*YOUR TASK*
Read the data, and whenever a line holds the word "dichlor", report that line.

*RECORD EXTRACTS*
------------
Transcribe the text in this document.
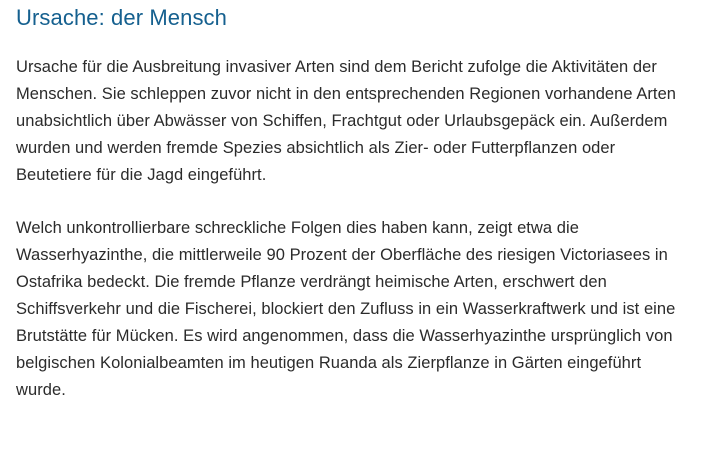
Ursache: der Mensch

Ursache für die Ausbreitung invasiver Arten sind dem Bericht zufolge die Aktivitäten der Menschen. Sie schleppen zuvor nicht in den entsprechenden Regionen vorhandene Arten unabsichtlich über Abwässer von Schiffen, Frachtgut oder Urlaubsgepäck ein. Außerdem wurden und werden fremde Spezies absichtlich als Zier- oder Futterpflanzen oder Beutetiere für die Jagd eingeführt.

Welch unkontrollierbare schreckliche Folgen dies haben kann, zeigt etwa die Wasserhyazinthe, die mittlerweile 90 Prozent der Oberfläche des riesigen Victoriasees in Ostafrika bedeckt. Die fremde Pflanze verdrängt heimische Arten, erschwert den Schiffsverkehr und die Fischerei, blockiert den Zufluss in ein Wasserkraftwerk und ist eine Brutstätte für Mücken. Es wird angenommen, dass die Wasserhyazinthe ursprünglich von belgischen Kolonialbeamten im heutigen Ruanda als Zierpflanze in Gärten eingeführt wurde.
------------
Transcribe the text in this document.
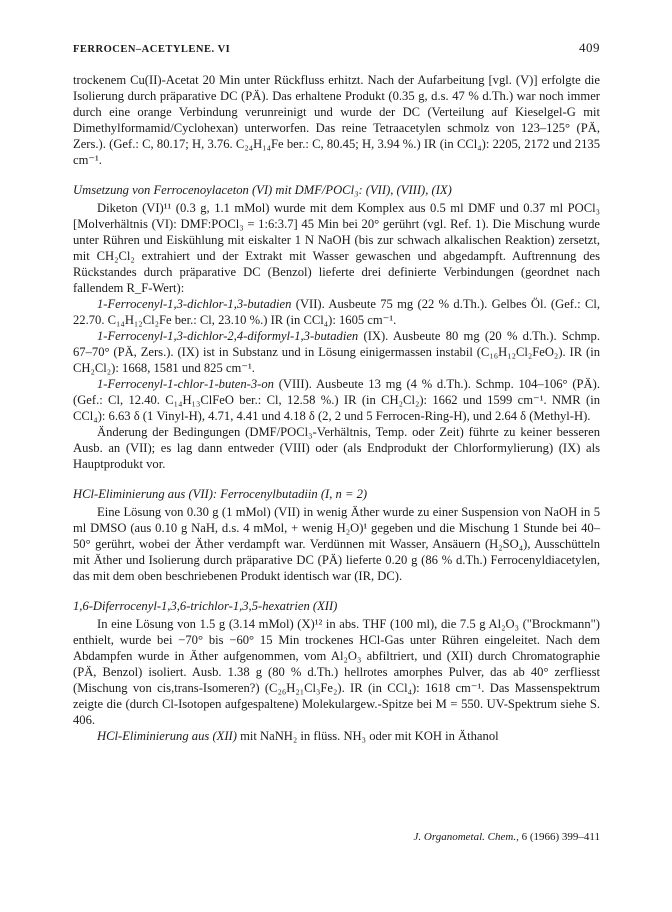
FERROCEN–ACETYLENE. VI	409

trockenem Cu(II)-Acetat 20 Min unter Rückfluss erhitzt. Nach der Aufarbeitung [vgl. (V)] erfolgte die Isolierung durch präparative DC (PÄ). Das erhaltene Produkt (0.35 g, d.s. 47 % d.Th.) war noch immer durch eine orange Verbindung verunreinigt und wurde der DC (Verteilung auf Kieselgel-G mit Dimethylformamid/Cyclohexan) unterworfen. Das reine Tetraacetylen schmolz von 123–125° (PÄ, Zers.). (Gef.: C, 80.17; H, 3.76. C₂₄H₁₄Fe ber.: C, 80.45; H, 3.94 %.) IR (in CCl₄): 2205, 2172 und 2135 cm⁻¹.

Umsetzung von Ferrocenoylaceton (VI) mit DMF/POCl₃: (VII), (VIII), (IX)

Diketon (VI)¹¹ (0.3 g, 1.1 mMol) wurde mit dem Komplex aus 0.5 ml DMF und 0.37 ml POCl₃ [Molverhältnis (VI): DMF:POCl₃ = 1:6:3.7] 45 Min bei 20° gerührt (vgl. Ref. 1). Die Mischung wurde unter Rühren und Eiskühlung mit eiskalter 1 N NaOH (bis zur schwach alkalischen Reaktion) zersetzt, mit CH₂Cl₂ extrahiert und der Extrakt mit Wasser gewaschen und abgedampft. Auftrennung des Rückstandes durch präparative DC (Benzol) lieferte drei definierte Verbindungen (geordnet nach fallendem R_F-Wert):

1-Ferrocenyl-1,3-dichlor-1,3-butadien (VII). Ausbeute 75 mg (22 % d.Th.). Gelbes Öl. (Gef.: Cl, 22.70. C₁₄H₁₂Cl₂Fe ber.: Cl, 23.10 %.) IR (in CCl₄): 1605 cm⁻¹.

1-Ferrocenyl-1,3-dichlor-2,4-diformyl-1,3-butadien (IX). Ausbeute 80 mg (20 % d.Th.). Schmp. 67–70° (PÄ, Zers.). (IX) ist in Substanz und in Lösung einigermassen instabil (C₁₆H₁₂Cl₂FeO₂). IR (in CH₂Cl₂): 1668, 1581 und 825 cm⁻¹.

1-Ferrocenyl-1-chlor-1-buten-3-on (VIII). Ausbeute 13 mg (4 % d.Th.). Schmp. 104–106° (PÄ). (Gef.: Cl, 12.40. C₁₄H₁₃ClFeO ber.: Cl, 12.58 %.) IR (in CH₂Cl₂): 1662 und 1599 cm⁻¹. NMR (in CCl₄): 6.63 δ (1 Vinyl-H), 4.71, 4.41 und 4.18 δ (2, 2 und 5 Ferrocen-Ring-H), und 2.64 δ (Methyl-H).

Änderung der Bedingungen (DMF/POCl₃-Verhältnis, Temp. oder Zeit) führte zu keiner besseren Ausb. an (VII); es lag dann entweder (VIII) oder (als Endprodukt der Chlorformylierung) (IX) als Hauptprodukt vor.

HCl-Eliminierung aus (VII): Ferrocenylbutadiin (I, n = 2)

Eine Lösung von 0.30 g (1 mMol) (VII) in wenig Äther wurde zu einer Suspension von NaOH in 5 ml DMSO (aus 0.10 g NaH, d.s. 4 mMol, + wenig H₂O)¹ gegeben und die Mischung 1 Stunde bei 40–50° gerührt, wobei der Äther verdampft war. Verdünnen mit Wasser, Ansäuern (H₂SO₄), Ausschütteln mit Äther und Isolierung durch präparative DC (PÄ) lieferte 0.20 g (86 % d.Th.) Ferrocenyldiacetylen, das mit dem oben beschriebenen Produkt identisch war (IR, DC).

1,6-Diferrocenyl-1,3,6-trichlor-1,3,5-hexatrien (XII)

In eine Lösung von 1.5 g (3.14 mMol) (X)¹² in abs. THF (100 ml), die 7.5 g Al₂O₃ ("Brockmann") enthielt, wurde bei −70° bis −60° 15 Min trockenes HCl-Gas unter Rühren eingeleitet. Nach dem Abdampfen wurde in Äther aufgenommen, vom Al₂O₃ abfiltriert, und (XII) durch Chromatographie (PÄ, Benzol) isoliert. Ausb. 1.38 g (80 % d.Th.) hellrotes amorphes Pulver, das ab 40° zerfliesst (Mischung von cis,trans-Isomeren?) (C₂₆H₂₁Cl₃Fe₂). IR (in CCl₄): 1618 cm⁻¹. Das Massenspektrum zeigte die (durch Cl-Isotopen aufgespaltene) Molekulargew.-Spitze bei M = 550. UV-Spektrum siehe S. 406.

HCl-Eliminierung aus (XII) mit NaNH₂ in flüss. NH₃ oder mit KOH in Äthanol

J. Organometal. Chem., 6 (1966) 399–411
------------
*TASK ANSWER*
1-Ferrocenyl-1,3-dichlor-1,3-butadien (VII). Ausbeute 75 mg (22 % d.Th.). Gelbes Öl. (Gef.: Cl, 22.70. C₁₄H₁₂Cl₂Fe ber.: Cl, 23.10 %.) IR (in CCl₄): 1605 cm⁻¹.
1-Ferrocenyl-1,3-dichlor-2,4-diformyl-1,3-butadien (IX). Ausbeute 80 mg (20 % d.Th.). Schmp. 67–70° (PÄ, Zers.). (IX) ist in Substanz und in Lösung einigermassen instabil (C₁₆H₁₂Cl₂FeO₂). IR (in CH₂Cl₂): 1668, 1581 und 825 cm⁻¹.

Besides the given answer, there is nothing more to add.